[Source material — start]

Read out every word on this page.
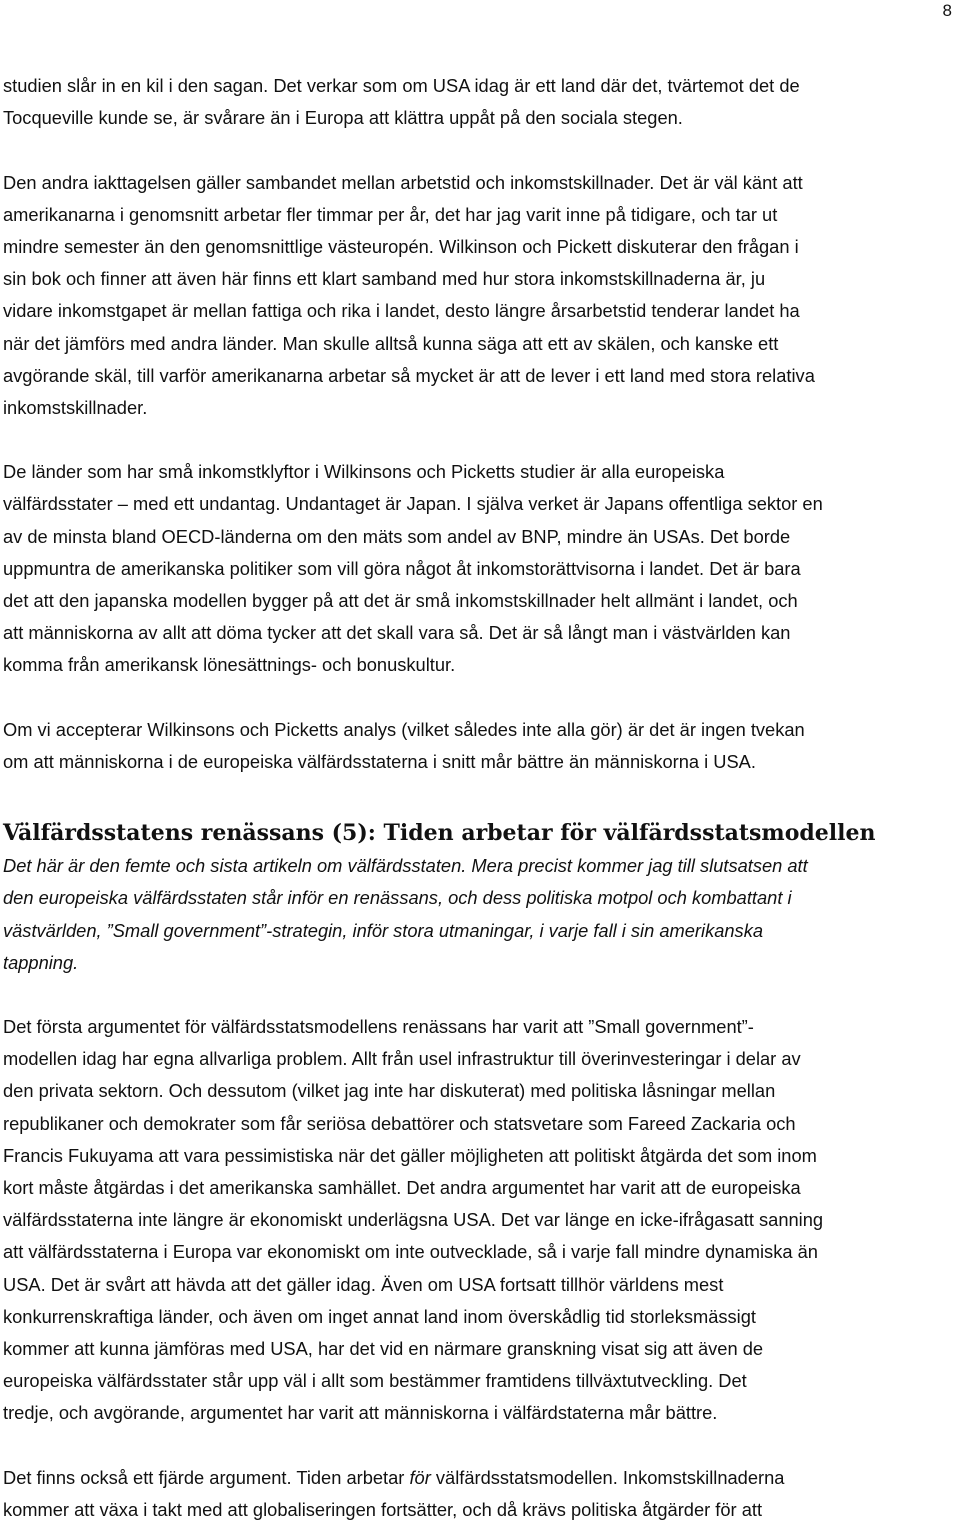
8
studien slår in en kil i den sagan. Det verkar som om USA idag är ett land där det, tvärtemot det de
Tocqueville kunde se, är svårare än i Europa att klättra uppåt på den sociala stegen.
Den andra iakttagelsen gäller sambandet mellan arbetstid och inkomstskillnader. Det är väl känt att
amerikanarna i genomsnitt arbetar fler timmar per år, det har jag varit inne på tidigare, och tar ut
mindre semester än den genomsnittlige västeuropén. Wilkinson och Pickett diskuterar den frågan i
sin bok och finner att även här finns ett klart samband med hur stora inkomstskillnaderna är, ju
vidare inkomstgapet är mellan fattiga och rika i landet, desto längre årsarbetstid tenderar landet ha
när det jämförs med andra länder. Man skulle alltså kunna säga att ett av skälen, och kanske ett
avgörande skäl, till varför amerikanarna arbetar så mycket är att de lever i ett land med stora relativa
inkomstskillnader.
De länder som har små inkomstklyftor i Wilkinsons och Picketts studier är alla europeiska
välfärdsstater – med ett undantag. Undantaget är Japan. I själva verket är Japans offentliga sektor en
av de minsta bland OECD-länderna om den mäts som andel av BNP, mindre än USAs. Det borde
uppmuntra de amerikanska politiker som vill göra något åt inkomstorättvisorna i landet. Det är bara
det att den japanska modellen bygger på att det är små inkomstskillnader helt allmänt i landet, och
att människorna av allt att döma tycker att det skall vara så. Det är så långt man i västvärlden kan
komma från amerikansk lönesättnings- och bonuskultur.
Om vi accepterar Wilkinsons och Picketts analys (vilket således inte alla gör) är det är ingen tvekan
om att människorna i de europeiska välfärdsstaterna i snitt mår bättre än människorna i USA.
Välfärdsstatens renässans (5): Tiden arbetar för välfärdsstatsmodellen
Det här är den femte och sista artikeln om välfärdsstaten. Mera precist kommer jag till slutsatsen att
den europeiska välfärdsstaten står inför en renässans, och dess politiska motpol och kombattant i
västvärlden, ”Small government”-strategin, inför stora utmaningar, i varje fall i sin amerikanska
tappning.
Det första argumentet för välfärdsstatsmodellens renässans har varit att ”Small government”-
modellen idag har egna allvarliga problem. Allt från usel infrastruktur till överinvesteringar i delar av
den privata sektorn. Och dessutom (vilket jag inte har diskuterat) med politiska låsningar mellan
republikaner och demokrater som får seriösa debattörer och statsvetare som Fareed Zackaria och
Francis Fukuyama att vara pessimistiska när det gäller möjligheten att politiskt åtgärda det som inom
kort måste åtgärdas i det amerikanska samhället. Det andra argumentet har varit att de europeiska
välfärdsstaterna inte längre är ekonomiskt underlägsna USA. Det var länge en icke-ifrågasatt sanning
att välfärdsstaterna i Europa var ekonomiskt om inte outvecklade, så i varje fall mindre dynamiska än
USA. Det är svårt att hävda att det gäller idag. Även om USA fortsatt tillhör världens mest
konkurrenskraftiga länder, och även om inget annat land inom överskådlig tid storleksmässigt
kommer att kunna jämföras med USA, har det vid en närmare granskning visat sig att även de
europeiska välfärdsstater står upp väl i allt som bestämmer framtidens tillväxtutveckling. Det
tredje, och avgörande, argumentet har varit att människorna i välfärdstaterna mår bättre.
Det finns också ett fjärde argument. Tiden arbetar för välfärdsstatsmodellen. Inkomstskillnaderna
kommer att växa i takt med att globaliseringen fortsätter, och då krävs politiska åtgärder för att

[Source material — finish]

Without the pictures, return the whole of the data exactly as given.

Read out every word on this page.
8
studien slår in en kil i den sagan. Det verkar som om USA idag är ett land där det, tvärtemot det de
Tocqueville kunde se, är svårare än i Europa att klättra uppåt på den sociala stegen.
Den andra iakttagelsen gäller sambandet mellan arbetstid och inkomstskillnader. Det är väl känt att
amerikanarna i genomsnitt arbetar fler timmar per år, det har jag varit inne på tidigare, och tar ut
mindre semester än den genomsnittlige västeuropén. Wilkinson och Pickett diskuterar den frågan i
sin bok och finner att även här finns ett klart samband med hur stora inkomstskillnaderna är, ju
vidare inkomstgapet är mellan fattiga och rika i landet, desto längre årsarbetstid tenderar landet ha
när det jämförs med andra länder. Man skulle alltså kunna säga att ett av skälen, och kanske ett
avgörande skäl, till varför amerikanarna arbetar så mycket är att de lever i ett land med stora relativa
inkomstskillnader.
De länder som har små inkomstklyftor i Wilkinsons och Picketts studier är alla europeiska
välfärdsstater – med ett undantag. Undantaget är Japan. I själva verket är Japans offentliga sektor en
av de minsta bland OECD-länderna om den mäts som andel av BNP, mindre än USAs. Det borde
uppmuntra de amerikanska politiker som vill göra något åt inkomstorättvisorna i landet. Det är bara
det att den japanska modellen bygger på att det är små inkomstskillnader helt allmänt i landet, och
att människorna av allt att döma tycker att det skall vara så. Det är så långt man i västvärlden kan
komma från amerikansk lönesättnings- och bonuskultur.
Om vi accepterar Wilkinsons och Picketts analys (vilket således inte alla gör) är det är ingen tvekan
om att människorna i de europeiska välfärdsstaterna i snitt mår bättre än människorna i USA.
Välfärdsstatens renässans (5): Tiden arbetar för välfärdsstatsmodellen
Det här är den femte och sista artikeln om välfärdsstaten. Mera precist kommer jag till slutsatsen att
den europeiska välfärdsstaten står inför en renässans, och dess politiska motpol och kombattant i
västvärlden, ”Small government”-strategin, inför stora utmaningar, i varje fall i sin amerikanska
tappning.
Det första argumentet för välfärdsstatsmodellens renässans har varit att ”Small government”-
modellen idag har egna allvarliga problem. Allt från usel infrastruktur till överinvesteringar i delar av
den privata sektorn. Och dessutom (vilket jag inte har diskuterat) med politiska låsningar mellan
republikaner och demokrater som får seriösa debattörer och statsvetare som Fareed Zackaria och
Francis Fukuyama att vara pessimistiska när det gäller möjligheten att politiskt åtgärda det som inom
kort måste åtgärdas i det amerikanska samhället. Det andra argumentet har varit att de europeiska
välfärdsstaterna inte längre är ekonomiskt underlägsna USA. Det var länge en icke-ifrågasatt sanning
att välfärdsstaterna i Europa var ekonomiskt om inte outvecklade, så i varje fall mindre dynamiska än
USA. Det är svårt att hävda att det gäller idag. Även om USA fortsatt tillhör världens mest
konkurrenskraftiga länder, och även om inget annat land inom överskådlig tid storleksmässigt
kommer att kunna jämföras med USA, har det vid en närmare granskning visat sig att även de
europeiska välfärdsstater står upp väl i allt som bestämmer framtidens tillväxtutveckling. Det
tredje, och avgörande, argumentet har varit att människorna i välfärdstaterna mår bättre.
Det finns också ett fjärde argument. Tiden arbetar för välfärdsstatsmodellen. Inkomstskillnaderna
kommer att växa i takt med att globaliseringen fortsätter, och då krävs politiska åtgärder för att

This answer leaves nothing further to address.